WHAT TO WORK ON: Gather up every line from the entries below that uses the word "Balance".

--- Start ---

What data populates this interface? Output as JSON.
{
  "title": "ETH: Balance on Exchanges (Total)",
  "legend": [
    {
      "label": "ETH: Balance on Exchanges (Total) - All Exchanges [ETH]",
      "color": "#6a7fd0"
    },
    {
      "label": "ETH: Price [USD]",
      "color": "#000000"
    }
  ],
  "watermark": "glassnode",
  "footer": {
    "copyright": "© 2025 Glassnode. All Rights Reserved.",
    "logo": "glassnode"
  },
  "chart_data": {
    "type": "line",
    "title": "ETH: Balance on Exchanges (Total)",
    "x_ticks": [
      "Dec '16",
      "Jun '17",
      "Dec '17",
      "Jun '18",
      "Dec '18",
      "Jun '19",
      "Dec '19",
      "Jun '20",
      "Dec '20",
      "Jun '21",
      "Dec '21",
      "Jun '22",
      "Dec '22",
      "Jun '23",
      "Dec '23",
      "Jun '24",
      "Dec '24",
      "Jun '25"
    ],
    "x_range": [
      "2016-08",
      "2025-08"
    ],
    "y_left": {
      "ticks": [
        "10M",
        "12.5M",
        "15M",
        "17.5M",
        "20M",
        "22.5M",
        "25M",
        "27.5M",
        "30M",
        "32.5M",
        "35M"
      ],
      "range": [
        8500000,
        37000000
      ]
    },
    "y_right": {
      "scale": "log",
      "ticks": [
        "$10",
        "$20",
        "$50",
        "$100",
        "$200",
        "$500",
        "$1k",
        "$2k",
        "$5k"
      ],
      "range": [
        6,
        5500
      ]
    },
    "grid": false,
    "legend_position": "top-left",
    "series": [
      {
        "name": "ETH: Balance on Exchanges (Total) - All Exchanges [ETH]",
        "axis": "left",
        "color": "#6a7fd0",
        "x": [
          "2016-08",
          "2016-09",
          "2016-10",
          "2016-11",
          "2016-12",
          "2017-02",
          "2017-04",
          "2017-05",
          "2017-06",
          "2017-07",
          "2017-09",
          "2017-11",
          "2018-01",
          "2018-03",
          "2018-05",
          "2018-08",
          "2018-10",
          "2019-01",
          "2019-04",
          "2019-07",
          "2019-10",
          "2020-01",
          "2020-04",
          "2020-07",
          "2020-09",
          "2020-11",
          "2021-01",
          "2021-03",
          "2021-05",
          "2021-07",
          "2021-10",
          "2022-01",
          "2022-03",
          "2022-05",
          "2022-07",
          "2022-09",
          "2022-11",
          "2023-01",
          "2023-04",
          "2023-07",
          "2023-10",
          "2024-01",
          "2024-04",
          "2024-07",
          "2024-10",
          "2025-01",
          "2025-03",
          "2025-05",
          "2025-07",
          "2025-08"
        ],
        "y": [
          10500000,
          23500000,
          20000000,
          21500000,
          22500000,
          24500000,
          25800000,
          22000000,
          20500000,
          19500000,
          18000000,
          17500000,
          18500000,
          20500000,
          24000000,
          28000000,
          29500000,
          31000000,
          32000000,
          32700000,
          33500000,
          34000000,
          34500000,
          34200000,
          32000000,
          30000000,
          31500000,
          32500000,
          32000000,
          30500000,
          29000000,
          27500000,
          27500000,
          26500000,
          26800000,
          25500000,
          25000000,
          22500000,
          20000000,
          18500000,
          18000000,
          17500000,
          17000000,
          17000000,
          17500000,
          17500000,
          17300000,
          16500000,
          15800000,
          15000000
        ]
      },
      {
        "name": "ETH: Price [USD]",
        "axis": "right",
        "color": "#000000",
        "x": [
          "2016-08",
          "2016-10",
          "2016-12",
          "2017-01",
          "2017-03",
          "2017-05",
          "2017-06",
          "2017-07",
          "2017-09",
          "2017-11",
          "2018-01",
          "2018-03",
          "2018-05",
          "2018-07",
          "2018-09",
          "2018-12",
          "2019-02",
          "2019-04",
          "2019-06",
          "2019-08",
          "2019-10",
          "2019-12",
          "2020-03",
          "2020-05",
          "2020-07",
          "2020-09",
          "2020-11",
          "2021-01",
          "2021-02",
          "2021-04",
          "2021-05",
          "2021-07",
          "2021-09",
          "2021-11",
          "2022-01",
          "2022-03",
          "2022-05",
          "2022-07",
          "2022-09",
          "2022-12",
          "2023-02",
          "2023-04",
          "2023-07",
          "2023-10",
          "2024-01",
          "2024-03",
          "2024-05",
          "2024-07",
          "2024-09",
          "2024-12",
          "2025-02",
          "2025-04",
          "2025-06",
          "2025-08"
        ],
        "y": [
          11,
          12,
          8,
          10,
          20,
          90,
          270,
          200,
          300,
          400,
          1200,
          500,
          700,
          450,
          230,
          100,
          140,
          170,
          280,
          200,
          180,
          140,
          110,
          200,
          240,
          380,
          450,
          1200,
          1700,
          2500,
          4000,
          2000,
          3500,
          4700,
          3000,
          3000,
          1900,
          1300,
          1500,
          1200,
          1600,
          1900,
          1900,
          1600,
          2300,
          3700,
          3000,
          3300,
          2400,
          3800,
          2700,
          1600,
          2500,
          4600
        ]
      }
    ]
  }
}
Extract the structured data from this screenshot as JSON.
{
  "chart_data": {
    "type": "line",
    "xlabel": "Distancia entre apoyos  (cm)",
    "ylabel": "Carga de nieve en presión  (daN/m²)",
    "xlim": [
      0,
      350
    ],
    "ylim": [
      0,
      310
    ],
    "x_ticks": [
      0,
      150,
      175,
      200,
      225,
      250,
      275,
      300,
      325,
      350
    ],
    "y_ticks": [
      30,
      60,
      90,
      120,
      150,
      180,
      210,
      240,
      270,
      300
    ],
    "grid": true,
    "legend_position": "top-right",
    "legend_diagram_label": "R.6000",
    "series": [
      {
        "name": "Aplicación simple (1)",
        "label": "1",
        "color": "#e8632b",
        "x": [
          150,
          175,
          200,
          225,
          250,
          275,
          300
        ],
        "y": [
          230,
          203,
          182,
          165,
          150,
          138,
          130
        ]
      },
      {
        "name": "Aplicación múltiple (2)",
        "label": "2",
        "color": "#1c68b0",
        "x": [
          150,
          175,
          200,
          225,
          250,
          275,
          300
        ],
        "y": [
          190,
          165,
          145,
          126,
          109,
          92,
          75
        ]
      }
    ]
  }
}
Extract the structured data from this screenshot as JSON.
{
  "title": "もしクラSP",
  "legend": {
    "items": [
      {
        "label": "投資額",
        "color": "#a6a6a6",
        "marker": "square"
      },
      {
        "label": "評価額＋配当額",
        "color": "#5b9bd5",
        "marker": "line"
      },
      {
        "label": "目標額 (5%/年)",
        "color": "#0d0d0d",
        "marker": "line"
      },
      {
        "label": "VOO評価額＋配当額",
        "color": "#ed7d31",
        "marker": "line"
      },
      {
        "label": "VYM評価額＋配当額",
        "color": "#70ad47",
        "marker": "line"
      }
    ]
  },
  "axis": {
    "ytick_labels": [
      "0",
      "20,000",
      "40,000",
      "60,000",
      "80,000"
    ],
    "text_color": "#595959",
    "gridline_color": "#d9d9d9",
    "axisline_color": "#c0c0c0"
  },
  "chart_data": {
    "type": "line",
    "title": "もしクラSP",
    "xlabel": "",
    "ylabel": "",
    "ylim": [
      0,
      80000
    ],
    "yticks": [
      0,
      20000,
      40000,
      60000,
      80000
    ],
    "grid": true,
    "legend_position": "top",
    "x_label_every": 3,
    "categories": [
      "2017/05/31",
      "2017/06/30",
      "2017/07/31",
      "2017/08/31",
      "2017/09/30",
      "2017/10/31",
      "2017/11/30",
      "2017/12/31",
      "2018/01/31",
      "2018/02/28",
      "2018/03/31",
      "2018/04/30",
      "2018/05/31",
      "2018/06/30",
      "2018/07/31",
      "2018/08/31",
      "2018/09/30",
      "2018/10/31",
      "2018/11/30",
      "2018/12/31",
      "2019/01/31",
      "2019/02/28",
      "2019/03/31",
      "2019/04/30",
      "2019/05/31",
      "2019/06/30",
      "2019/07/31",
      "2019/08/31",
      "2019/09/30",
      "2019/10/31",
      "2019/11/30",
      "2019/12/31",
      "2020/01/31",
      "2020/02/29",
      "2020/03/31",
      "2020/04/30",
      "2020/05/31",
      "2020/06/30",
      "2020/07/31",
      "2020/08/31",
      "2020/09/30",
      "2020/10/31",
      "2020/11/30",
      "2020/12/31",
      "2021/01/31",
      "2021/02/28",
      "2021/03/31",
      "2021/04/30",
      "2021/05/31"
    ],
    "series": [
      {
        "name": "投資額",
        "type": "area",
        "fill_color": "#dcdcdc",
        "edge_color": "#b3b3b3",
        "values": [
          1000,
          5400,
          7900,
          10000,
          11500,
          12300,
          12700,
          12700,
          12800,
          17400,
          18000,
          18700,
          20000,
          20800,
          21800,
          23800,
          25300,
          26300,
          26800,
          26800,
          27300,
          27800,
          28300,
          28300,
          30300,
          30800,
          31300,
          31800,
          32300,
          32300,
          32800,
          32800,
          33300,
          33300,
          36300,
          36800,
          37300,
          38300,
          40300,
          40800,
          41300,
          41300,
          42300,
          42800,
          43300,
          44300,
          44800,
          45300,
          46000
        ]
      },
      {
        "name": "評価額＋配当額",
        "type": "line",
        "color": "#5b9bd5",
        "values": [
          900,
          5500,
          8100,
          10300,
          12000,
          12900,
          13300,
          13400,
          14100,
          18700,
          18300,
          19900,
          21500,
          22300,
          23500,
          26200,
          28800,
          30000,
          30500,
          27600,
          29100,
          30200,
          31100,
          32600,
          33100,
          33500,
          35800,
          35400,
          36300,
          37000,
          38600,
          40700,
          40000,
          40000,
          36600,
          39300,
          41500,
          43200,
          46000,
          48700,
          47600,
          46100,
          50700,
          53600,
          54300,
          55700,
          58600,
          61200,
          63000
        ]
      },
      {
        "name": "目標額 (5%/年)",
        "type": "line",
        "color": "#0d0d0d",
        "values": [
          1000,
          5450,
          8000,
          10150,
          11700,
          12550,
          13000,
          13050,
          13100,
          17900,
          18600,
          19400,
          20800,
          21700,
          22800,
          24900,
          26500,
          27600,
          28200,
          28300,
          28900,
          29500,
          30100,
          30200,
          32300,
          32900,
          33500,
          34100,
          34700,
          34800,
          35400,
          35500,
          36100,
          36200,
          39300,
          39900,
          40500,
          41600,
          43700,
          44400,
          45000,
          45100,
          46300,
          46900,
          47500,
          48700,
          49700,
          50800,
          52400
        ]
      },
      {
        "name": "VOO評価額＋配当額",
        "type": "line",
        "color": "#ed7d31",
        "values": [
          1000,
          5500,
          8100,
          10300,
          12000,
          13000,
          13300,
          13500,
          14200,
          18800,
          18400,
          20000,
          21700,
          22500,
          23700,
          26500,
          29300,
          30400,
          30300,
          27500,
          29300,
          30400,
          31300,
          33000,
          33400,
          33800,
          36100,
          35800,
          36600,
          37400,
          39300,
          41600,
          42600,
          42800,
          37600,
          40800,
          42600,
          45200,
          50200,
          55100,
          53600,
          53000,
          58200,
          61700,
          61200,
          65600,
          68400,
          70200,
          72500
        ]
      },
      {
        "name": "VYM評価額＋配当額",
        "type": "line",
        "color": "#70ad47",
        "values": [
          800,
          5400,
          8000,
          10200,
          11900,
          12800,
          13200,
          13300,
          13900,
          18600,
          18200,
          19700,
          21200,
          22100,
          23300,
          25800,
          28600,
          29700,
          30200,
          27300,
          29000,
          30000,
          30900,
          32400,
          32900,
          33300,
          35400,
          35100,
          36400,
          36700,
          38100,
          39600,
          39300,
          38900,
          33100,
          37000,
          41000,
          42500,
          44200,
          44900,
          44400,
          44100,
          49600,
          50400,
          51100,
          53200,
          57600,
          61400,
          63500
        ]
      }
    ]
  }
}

--- End ---

EXERCISE RESULT:
  "title": "ETH: Balance on Exchanges (Total)",
      "label": "ETH: Balance on Exchanges (Total) - All Exchanges [ETH]",
    "title": "ETH: Balance on Exchanges (Total)",
        "name": "ETH: Balance on Exchanges (Total) - All Exchanges [ETH]",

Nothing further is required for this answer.